**TASK PROMPT**.
Scan the entries below and extract each line with the word "text" in it.

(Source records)
━━━━━━━━━━

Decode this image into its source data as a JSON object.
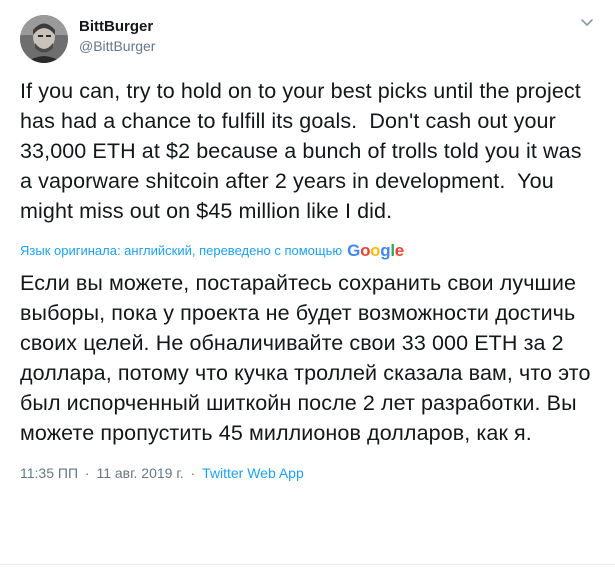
{
  "user": {
    "display_name": "BittBurger",
    "handle": "@BittBurger"
  },
  "icons": {
    "more": "chevron-down-icon",
    "avatar": "avatar"
  },
  "tweet": {
    "text": "If you can, try to hold on to your best picks until the project has had a chance to fulfill its goals.  Don't cash out your 33,000 ETH at $2 because a bunch of trolls told you it was a vaporware shitcoin after 2 years in development.  You might miss out on $45 million like I did."
  },
  "translation": {
    "label": "Язык оригинала: английский, переведено с помощью",
    "provider": "Google",
    "text": "Если вы можете, постарайтесь сохранить свои лучшие выборы, пока у проекта не будет возможности достичь своих целей. Не обналичивайте свои 33 000 ETH за 2 доллара, потому что кучка троллей сказала вам, что это был испорченный шиткойн после 2 лет разработки. Вы можете пропустить 45 миллионов долларов, как я."
  },
  "meta": {
    "time": "11:35 ПП",
    "separator": "·",
    "date": "11 авг. 2019 г.",
    "source": "Twitter Web App"
  },
  "colors": {
    "link": "#1da1f2",
    "secondary": "#657786",
    "text": "#14171a",
    "google_blue": "#4285f4",
    "google_red": "#ea4335",
    "google_yellow": "#fbbc05",
    "google_green": "#34a853"
  }
}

━━━━━━━━━━

**EXPECTED ANSWER**.
    "text": "If you can, try to hold on to your best picks until the project has had a chance to fulfill its goals.  Don't cash out your 33,000 ETH at $2 because a bunch of trolls told you it was a vaporware shitcoin after 2 years in development.  You might miss out on $45 million like I did."
    "text": "Если вы можете, постарайтесь сохранить свои лучшие выборы, пока у проекта не будет возможности достичь своих целей. Не обналичивайте свои 33 000 ETH за 2 доллара, потому что кучка троллей сказала вам, что это был испорченный шиткойн после 2 лет разработки. Вы можете пропустить 45 миллионов долларов, как я."
    "text": "#14171a",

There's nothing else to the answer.